### Given exercise
Provide a single number: the count of lines containing the string "adjourned".

### The input
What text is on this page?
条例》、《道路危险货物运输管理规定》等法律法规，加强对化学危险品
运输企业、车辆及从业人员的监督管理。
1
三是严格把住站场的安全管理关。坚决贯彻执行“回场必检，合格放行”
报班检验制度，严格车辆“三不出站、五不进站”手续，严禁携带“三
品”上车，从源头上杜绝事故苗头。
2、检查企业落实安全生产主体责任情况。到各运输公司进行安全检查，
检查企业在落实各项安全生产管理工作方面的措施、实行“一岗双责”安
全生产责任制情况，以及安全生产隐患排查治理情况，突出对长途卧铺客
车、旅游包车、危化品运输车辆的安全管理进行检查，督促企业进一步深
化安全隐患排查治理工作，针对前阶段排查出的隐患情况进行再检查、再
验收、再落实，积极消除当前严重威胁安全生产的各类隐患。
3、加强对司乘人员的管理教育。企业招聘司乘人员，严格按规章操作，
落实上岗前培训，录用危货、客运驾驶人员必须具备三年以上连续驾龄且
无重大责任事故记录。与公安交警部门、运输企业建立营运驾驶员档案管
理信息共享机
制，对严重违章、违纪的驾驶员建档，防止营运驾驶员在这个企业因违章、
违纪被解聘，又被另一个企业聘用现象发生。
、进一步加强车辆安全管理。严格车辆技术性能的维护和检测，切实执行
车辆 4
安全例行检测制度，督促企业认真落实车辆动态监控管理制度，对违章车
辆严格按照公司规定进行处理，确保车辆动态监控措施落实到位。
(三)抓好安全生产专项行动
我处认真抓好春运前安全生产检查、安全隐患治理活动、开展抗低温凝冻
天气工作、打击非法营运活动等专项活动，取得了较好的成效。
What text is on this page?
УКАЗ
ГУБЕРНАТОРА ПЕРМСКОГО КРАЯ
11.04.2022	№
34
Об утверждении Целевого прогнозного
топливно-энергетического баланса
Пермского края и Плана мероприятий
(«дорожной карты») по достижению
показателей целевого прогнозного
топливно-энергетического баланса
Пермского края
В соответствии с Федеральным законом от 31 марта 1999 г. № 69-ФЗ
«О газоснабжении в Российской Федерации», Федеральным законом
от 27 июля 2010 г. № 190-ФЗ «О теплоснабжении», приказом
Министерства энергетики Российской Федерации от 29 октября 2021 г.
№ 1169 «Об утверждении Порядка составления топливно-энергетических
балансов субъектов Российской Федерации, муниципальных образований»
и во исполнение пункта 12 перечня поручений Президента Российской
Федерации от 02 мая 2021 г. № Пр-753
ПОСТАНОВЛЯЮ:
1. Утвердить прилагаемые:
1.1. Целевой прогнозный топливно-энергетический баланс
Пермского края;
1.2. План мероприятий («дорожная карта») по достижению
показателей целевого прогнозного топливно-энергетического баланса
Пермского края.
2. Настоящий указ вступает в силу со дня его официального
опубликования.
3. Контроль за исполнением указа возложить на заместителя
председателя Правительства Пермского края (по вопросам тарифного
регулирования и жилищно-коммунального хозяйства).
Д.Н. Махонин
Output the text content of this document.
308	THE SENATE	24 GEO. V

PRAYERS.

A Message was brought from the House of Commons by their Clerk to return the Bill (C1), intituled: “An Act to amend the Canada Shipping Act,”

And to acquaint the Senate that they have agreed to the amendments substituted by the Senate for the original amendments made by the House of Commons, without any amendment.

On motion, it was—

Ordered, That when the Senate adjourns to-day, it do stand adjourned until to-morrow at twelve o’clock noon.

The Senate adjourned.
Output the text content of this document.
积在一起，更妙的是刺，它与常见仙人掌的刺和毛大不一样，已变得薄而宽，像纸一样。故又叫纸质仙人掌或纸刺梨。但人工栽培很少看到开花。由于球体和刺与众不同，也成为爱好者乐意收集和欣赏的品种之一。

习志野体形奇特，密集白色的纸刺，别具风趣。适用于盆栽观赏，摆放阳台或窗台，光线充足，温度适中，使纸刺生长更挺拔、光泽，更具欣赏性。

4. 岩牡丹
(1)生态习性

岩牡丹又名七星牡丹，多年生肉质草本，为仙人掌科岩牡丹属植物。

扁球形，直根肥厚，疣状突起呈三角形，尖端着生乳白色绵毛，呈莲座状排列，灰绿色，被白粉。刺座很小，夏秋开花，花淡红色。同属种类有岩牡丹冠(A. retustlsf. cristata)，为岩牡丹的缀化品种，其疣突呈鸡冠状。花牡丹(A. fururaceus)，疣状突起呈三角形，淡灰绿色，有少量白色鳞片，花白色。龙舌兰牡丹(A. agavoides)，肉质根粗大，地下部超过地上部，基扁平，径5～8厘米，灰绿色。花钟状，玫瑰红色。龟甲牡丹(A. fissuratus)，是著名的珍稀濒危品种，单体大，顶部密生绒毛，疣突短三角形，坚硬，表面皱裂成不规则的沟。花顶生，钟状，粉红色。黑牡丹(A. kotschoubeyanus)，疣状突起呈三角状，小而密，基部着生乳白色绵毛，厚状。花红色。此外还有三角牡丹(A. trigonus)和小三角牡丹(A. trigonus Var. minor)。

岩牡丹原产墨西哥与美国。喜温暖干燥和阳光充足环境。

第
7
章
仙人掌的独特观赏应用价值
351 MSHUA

### Exercise response
2